DATA ROWS
◇ ◇ ◇ ◇ ◇ ◇ ◇

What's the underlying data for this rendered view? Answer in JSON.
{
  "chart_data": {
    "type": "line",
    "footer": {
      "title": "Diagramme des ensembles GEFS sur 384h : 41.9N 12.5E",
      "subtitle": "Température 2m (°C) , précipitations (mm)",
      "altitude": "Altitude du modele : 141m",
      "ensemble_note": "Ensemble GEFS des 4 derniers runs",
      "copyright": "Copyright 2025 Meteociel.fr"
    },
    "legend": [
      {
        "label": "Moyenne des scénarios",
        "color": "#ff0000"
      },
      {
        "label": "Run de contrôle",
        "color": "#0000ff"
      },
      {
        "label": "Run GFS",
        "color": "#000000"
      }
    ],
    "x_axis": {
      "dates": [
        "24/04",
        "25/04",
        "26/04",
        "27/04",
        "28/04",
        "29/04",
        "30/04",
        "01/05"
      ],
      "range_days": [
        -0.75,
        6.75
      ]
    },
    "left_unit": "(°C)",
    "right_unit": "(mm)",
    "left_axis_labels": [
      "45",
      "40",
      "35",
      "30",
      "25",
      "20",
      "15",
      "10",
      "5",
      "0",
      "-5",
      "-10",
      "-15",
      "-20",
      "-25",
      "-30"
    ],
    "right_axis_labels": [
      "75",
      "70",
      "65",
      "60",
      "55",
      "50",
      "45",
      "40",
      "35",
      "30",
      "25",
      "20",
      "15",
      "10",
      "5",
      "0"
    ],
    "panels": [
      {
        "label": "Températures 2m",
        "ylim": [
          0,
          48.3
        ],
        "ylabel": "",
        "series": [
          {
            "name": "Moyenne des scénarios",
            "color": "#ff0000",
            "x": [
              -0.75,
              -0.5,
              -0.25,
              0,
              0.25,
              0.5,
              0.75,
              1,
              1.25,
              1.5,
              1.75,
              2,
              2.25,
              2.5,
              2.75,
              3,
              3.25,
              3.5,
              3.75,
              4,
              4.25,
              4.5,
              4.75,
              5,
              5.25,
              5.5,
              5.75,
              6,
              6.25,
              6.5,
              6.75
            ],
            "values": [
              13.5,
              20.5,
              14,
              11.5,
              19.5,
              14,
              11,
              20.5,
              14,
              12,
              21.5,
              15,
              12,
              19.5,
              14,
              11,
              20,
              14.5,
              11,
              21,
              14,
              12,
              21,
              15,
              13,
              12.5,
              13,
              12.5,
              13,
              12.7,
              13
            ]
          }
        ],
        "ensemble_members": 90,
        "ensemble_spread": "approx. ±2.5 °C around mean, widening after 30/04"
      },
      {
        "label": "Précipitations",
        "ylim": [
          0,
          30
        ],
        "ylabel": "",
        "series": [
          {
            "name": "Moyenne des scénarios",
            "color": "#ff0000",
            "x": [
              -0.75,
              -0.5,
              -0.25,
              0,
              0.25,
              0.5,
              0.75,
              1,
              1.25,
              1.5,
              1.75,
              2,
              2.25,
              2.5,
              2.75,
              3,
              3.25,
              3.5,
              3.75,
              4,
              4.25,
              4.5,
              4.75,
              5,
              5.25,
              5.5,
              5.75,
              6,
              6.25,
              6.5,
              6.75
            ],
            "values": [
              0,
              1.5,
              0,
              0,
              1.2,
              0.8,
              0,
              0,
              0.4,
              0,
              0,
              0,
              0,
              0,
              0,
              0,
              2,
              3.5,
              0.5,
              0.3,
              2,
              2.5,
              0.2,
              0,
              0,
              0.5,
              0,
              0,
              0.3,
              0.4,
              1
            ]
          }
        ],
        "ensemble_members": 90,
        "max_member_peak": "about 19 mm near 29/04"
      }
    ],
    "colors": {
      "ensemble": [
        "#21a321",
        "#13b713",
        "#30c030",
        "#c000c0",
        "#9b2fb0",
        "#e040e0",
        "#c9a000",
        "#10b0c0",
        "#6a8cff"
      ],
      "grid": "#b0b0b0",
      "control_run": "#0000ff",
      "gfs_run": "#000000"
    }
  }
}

◇ ◇ ◇ ◇ ◇ ◇ ◇

SHORT TASK
Extract the full listing above without altering anything.

PROBLEM SOLUTION
What's the underlying data for this rendered view? Answer in JSON.
{
  "chart_data": {
    "type": "line",
    "footer": {
      "title": "Diagramme des ensembles GEFS sur 384h : 41.9N 12.5E",
      "subtitle": "Température 2m (°C) , précipitations (mm)",
      "altitude": "Altitude du modele : 141m",
      "ensemble_note": "Ensemble GEFS des 4 derniers runs",
      "copyright": "Copyright 2025 Meteociel.fr"
    },
    "legend": [
      {
        "label": "Moyenne des scénarios",
        "color": "#ff0000"
      },
      {
        "label": "Run de contrôle",
        "color": "#0000ff"
      },
      {
        "label": "Run GFS",
        "color": "#000000"
      }
    ],
    "x_axis": {
      "dates": [
        "24/04",
        "25/04",
        "26/04",
        "27/04",
        "28/04",
        "29/04",
        "30/04",
        "01/05"
      ],
      "range_days": [
        -0.75,
        6.75
      ]
    },
    "left_unit": "(°C)",
    "right_unit": "(mm)",
    "left_axis_labels": [
      "45",
      "40",
      "35",
      "30",
      "25",
      "20",
      "15",
      "10",
      "5",
      "0",
      "-5",
      "-10",
      "-15",
      "-20",
      "-25",
      "-30"
    ],
    "right_axis_labels": [
      "75",
      "70",
      "65",
      "60",
      "55",
      "50",
      "45",
      "40",
      "35",
      "30",
      "25",
      "20",
      "15",
      "10",
      "5",
      "0"
    ],
    "panels": [
      {
        "label": "Températures 2m",
        "ylim": [
          0,
          48.3
        ],
        "ylabel": "",
        "series": [
          {
            "name": "Moyenne des scénarios",
            "color": "#ff0000",
            "x": [
              -0.75,
              -0.5,
              -0.25,
              0,
              0.25,
              0.5,
              0.75,
              1,
              1.25,
              1.5,
              1.75,
              2,
              2.25,
              2.5,
              2.75,
              3,
              3.25,
              3.5,
              3.75,
              4,
              4.25,
              4.5,
              4.75,
              5,
              5.25,
              5.5,
              5.75,
              6,
              6.25,
              6.5,
              6.75
            ],
            "values": [
              13.5,
              20.5,
              14,
              11.5,
              19.5,
              14,
              11,
              20.5,
              14,
              12,
              21.5,
              15,
              12,
              19.5,
              14,
              11,
              20,
              14.5,
              11,
              21,
              14,
              12,
              21,
              15,
              13,
              12.5,
              13,
              12.5,
              13,
              12.7,
              13
            ]
          }
        ],
        "ensemble_members": 90,
        "ensemble_spread": "approx. ±2.5 °C around mean, widening after 30/04"
      },
      {
        "label": "Précipitations",
        "ylim": [
          0,
          30
        ],
        "ylabel": "",
        "series": [
          {
            "name": "Moyenne des scénarios",
            "color": "#ff0000",
            "x": [
              -0.75,
              -0.5,
              -0.25,
              0,
              0.25,
              0.5,
              0.75,
              1,
              1.25,
              1.5,
              1.75,
              2,
              2.25,
              2.5,
              2.75,
              3,
              3.25,
              3.5,
              3.75,
              4,
              4.25,
              4.5,
              4.75,
              5,
              5.25,
              5.5,
              5.75,
              6,
              6.25,
              6.5,
              6.75
            ],
            "values": [
              0,
              1.5,
              0,
              0,
              1.2,
              0.8,
              0,
              0,
              0.4,
              0,
              0,
              0,
              0,
              0,
              0,
              0,
              2,
              3.5,
              0.5,
              0.3,
              2,
              2.5,
              0.2,
              0,
              0,
              0.5,
              0,
              0,
              0.3,
              0.4,
              1
            ]
          }
        ],
        "ensemble_members": 90,
        "max_member_peak": "about 19 mm near 29/04"
      }
    ],
    "colors": {
      "ensemble": [
        "#21a321",
        "#13b713",
        "#30c030",
        "#c000c0",
        "#9b2fb0",
        "#e040e0",
        "#c9a000",
        "#10b0c0",
        "#6a8cff"
      ],
      "grid": "#b0b0b0",
      "control_run": "#0000ff",
      "gfs_run": "#000000"
    }
  }
}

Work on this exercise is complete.